[Exercise instructions] Retype each entry below, keeping every character the same.

[Data excerpts]
◇ ◇ ◇ ◇ ◇ ◇ ◇
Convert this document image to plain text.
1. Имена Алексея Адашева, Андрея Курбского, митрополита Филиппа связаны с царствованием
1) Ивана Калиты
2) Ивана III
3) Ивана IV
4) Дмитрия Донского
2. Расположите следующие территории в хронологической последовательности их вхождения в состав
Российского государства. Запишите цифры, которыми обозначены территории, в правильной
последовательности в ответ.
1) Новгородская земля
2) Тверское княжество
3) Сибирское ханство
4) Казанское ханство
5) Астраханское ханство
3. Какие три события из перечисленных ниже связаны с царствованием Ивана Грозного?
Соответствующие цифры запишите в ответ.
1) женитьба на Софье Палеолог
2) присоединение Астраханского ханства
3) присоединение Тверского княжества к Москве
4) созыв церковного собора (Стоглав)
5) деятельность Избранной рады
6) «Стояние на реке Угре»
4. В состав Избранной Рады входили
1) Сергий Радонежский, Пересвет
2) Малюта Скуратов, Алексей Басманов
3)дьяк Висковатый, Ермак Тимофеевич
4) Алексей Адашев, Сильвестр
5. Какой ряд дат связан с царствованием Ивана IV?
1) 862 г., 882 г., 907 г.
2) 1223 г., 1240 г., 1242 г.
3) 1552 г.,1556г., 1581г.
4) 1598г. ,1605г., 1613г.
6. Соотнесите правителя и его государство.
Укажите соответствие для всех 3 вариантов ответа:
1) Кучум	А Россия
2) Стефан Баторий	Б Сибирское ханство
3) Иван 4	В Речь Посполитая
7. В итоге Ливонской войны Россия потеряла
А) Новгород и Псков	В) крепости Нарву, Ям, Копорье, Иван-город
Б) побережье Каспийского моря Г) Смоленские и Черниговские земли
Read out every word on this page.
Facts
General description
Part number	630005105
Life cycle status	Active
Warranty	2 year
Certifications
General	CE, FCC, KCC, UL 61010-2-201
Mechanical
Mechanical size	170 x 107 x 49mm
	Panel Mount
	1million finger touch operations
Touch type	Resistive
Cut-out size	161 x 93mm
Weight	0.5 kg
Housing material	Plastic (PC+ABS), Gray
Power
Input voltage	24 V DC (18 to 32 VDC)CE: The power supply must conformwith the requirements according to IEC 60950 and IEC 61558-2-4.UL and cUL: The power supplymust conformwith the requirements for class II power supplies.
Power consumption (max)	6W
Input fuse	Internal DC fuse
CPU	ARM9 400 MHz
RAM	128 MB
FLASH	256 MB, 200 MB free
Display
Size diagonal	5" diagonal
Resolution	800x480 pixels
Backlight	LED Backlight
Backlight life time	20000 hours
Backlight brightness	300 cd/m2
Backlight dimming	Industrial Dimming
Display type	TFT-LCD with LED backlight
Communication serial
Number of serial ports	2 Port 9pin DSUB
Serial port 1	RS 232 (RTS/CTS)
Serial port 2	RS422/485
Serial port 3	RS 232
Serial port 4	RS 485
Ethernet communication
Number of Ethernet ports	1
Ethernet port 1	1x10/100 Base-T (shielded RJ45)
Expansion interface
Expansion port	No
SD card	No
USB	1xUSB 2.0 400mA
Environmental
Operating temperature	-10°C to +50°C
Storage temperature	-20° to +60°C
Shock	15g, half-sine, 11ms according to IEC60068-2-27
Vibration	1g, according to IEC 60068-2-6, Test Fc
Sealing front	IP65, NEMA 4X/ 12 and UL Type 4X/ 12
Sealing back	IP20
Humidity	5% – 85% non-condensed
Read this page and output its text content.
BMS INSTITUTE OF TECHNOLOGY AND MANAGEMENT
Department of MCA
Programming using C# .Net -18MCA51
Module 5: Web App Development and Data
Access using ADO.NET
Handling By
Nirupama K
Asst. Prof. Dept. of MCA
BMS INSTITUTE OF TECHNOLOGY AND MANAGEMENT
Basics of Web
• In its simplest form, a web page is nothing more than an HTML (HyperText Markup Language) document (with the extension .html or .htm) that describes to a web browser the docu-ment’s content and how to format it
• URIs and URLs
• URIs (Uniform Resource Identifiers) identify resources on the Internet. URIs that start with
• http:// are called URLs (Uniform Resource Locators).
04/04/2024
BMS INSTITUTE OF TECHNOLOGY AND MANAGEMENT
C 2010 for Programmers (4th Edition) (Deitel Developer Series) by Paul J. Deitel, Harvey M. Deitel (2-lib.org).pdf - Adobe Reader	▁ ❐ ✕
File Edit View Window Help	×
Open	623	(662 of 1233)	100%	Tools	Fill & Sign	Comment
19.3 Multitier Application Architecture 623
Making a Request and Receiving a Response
◇ ◇ ◇ ◇ ◇ ◇ ◇
[Solution for this task]
Convert this document image to plain text.
1. Имена Алексея Адашева, Андрея Курбского, митрополита Филиппа связаны с царствованием
1) Ивана Калиты
2) Ивана III
3) Ивана IV
4) Дмитрия Донского
2. Расположите следующие территории в хронологической последовательности их вхождения в состав
Российского государства. Запишите цифры, которыми обозначены территории, в правильной
последовательности в ответ.
1) Новгородская земля
2) Тверское княжество
3) Сибирское ханство
4) Казанское ханство
5) Астраханское ханство
3. Какие три события из перечисленных ниже связаны с царствованием Ивана Грозного?
Соответствующие цифры запишите в ответ.
1) женитьба на Софье Палеолог
2) присоединение Астраханского ханства
3) присоединение Тверского княжества к Москве
4) созыв церковного собора (Стоглав)
5) деятельность Избранной рады
6) «Стояние на реке Угре»
4. В состав Избранной Рады входили
1) Сергий Радонежский, Пересвет
2) Малюта Скуратов, Алексей Басманов
3)дьяк Висковатый, Ермак Тимофеевич
4) Алексей Адашев, Сильвестр
5. Какой ряд дат связан с царствованием Ивана IV?
1) 862 г., 882 г., 907 г.
2) 1223 г., 1240 г., 1242 г.
3) 1552 г.,1556г., 1581г.
4) 1598г. ,1605г., 1613г.
6. Соотнесите правителя и его государство.
Укажите соответствие для всех 3 вариантов ответа:
1) Кучум	А Россия
2) Стефан Баторий	Б Сибирское ханство
3) Иван 4	В Речь Посполитая
7. В итоге Ливонской войны Россия потеряла
А) Новгород и Псков	В) крепости Нарву, Ям, Копорье, Иван-город
Б) побережье Каспийского моря Г) Смоленские и Черниговские земли
Read out every word on this page.
Facts
General description
Part number	630005105
Life cycle status	Active
Warranty	2 year
Certifications
General	CE, FCC, KCC, UL 61010-2-201
Mechanical
Mechanical size	170 x 107 x 49mm
	Panel Mount
	1million finger touch operations
Touch type	Resistive
Cut-out size	161 x 93mm
Weight	0.5 kg
Housing material	Plastic (PC+ABS), Gray
Power
Input voltage	24 V DC (18 to 32 VDC)CE: The power supply must conformwith the requirements according to IEC 60950 and IEC 61558-2-4.UL and cUL: The power supplymust conformwith the requirements for class II power supplies.
Power consumption (max)	6W
Input fuse	Internal DC fuse
CPU	ARM9 400 MHz
RAM	128 MB
FLASH	256 MB, 200 MB free
Display
Size diagonal	5" diagonal
Resolution	800x480 pixels
Backlight	LED Backlight
Backlight life time	20000 hours
Backlight brightness	300 cd/m2
Backlight dimming	Industrial Dimming
Display type	TFT-LCD with LED backlight
Communication serial
Number of serial ports	2 Port 9pin DSUB
Serial port 1	RS 232 (RTS/CTS)
Serial port 2	RS422/485
Serial port 3	RS 232
Serial port 4	RS 485
Ethernet communication
Number of Ethernet ports	1
Ethernet port 1	1x10/100 Base-T (shielded RJ45)
Expansion interface
Expansion port	No
SD card	No
USB	1xUSB 2.0 400mA
Environmental
Operating temperature	-10°C to +50°C
Storage temperature	-20° to +60°C
Shock	15g, half-sine, 11ms according to IEC60068-2-27
Vibration	1g, according to IEC 60068-2-6, Test Fc
Sealing front	IP65, NEMA 4X/ 12 and UL Type 4X/ 12
Sealing back	IP20
Humidity	5% – 85% non-condensed
Read this page and output its text content.
BMS INSTITUTE OF TECHNOLOGY AND MANAGEMENT
Department of MCA
Programming using C# .Net -18MCA51
Module 5: Web App Development and Data
Access using ADO.NET
Handling By
Nirupama K
Asst. Prof. Dept. of MCA
BMS INSTITUTE OF TECHNOLOGY AND MANAGEMENT
Basics of Web
• In its simplest form, a web page is nothing more than an HTML (HyperText Markup Language) document (with the extension .html or .htm) that describes to a web browser the docu-ment’s content and how to format it
• URIs and URLs
• URIs (Uniform Resource Identifiers) identify resources on the Internet. URIs that start with
• http:// are called URLs (Uniform Resource Locators).
04/04/2024
BMS INSTITUTE OF TECHNOLOGY AND MANAGEMENT
C 2010 for Programmers (4th Edition) (Deitel Developer Series) by Paul J. Deitel, Harvey M. Deitel (2-lib.org).pdf - Adobe Reader	▁ ❐ ✕
File Edit View Window Help	×
Open	623	(662 of 1233)	100%	Tools	Fill & Sign	Comment
19.3 Multitier Application Architecture 623
Making a Request and Receiving a Response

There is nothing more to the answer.